Goal – Will you output the entries below exactly, skipping every image they contain?
· · · · · · ·
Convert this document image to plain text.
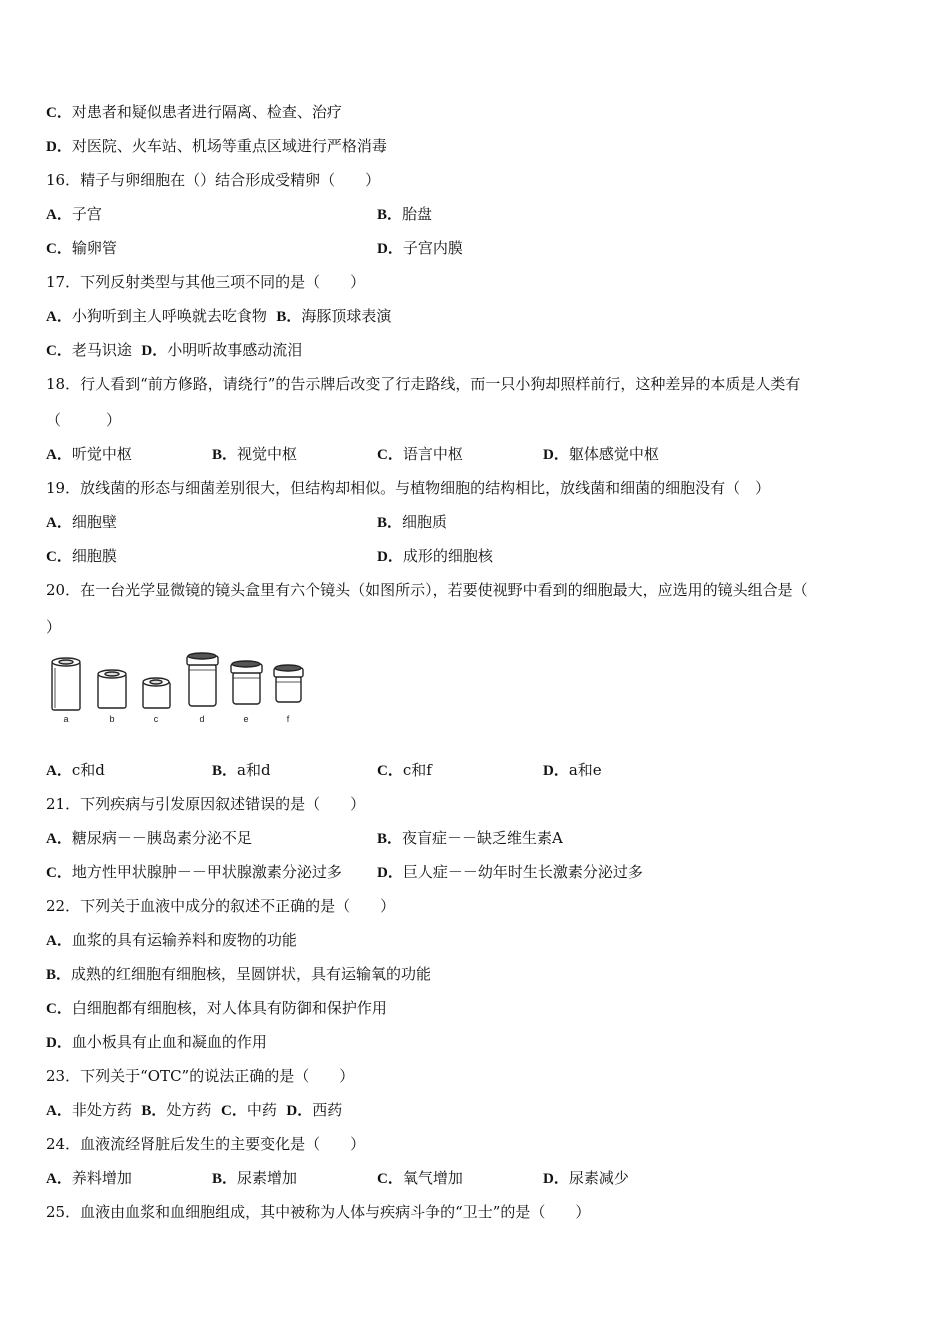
C．对患者和疑似患者进行隔离、检查、治疗
D．对医院、火车站、机场等重点区域进行严格消毒
16．精子与卵细胞在（）结合形成受精卵（　　）
A．子宫	B．胎盘
C．输卵管	D．子宫内膜
17．下列反射类型与其他三项不同的是（　　）
A．小狗听到主人呼唤就去吃食物 B．海豚顶球表演
C．老马识途 D．小明听故事感动流泪
18．行人看到“前方修路，请绕行”的告示牌后改变了行走路线，而一只小狗却照样前行，这种差异的本质是人类有
（　　　）
A．听觉中枢	B．视觉中枢	C．语言中枢	D．躯体感觉中枢
19．放线菌的形态与细菌差别很大，但结构却相似。与植物细胞的结构相比，放线菌和细菌的细胞没有（　）
A．细胞壁	B．细胞质
C．细胞膜	D．成形的细胞核
20．在一台光学显微镜的镜头盒里有六个镜头（如图所示），若要使视野中看到的细胞最大，应选用的镜头组合是（
）
a	b	c	d	e	f
A．c和d	B．a和d	C．c和f	D．a和e
21．下列疾病与引发原因叙述错误的是（　　）
A．糖尿病－－胰岛素分泌不足	B．夜盲症－－缺乏维生素A
C．地方性甲状腺肿－－甲状腺激素分泌过多 D．巨人症－－幼年时生长激素分泌过多
22．下列关于血液中成分的叙述不正确的是（　　）
A．血浆的具有运输养料和废物的功能
B．成熟的红细胞有细胞核，呈圆饼状，具有运输氧的功能
C．白细胞都有细胞核，对人体具有防御和保护作用
D．血小板具有止血和凝血的作用
23．下列关于“OTC”的说法正确的是（　　）
A．非处方药 B．处方药 C．中药 D．西药
24．血液流经肾脏后发生的主要变化是（　　）
A．养料增加	B．尿素增加	C．氧气增加	D．尿素减少
25．血液由血浆和血细胞组成，其中被称为人体与疾病斗争的“卫士”的是（　　）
· · · · · · ·
Full answer –
Convert this document image to plain text.
C．对患者和疑似患者进行隔离、检查、治疗
D．对医院、火车站、机场等重点区域进行严格消毒
16．精子与卵细胞在（）结合形成受精卵（　　）
A．子宫	B．胎盘
C．输卵管	D．子宫内膜
17．下列反射类型与其他三项不同的是（　　）
A．小狗听到主人呼唤就去吃食物 B．海豚顶球表演
C．老马识途 D．小明听故事感动流泪
18．行人看到“前方修路，请绕行”的告示牌后改变了行走路线，而一只小狗却照样前行，这种差异的本质是人类有
（　　　）
A．听觉中枢	B．视觉中枢	C．语言中枢	D．躯体感觉中枢
19．放线菌的形态与细菌差别很大，但结构却相似。与植物细胞的结构相比，放线菌和细菌的细胞没有（　）
A．细胞壁	B．细胞质
C．细胞膜	D．成形的细胞核
20．在一台光学显微镜的镜头盒里有六个镜头（如图所示），若要使视野中看到的细胞最大，应选用的镜头组合是（
）
a	b	c	d	e	f
A．c和d	B．a和d	C．c和f	D．a和e
21．下列疾病与引发原因叙述错误的是（　　）
A．糖尿病－－胰岛素分泌不足	B．夜盲症－－缺乏维生素A
C．地方性甲状腺肿－－甲状腺激素分泌过多 D．巨人症－－幼年时生长激素分泌过多
22．下列关于血液中成分的叙述不正确的是（　　）
A．血浆的具有运输养料和废物的功能
B．成熟的红细胞有细胞核，呈圆饼状，具有运输氧的功能
C．白细胞都有细胞核，对人体具有防御和保护作用
D．血小板具有止血和凝血的作用
23．下列关于“OTC”的说法正确的是（　　）
A．非处方药 B．处方药 C．中药 D．西药
24．血液流经肾脏后发生的主要变化是（　　）
A．养料增加	B．尿素增加	C．氧气增加	D．尿素减少
25．血液由血浆和血细胞组成，其中被称为人体与疾病斗争的“卫士”的是（　　）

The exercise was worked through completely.